§ Instructions for the task
Omit the pictures, please, and give each record below again exactly.

Collected data entries:
═══

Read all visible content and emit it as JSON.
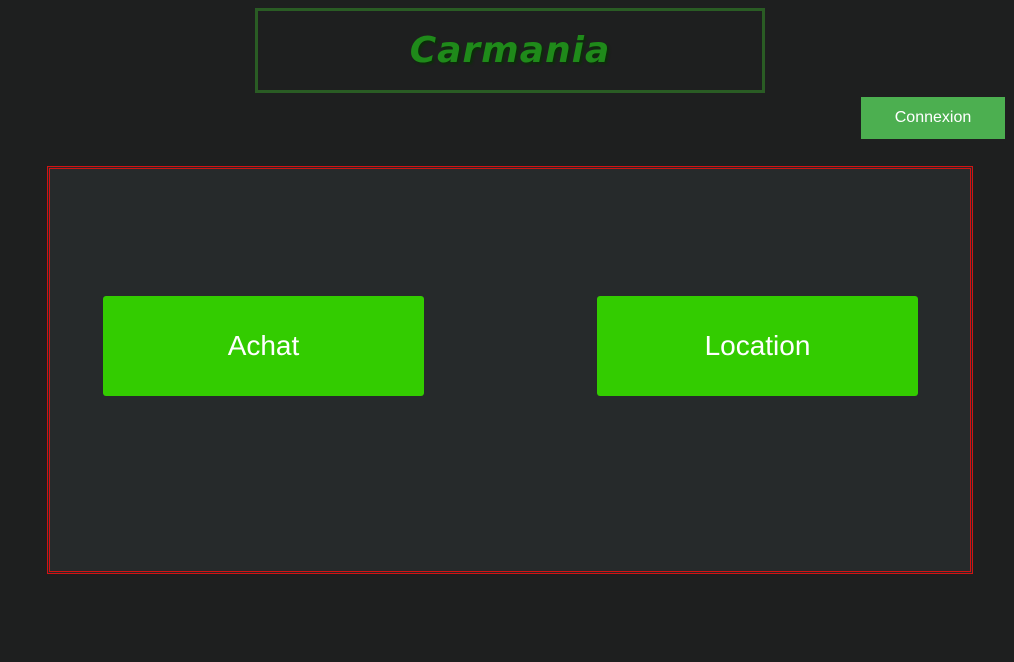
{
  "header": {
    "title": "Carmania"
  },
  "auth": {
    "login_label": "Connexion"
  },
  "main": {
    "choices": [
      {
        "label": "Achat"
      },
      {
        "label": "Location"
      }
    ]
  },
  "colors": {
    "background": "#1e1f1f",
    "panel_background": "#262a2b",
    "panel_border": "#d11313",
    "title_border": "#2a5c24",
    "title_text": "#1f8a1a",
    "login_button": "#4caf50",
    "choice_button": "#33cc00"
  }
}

═══

§ Answer to this exercise
Read all visible content and emit it as JSON.
{
  "header": {
    "title": "Carmania"
  },
  "auth": {
    "login_label": "Connexion"
  },
  "main": {
    "choices": [
      {
        "label": "Achat"
      },
      {
        "label": "Location"
      }
    ]
  },
  "colors": {
    "background": "#1e1f1f",
    "panel_background": "#262a2b",
    "panel_border": "#d11313",
    "title_border": "#2a5c24",
    "title_text": "#1f8a1a",
    "login_button": "#4caf50",
    "choice_button": "#33cc00"
  }
}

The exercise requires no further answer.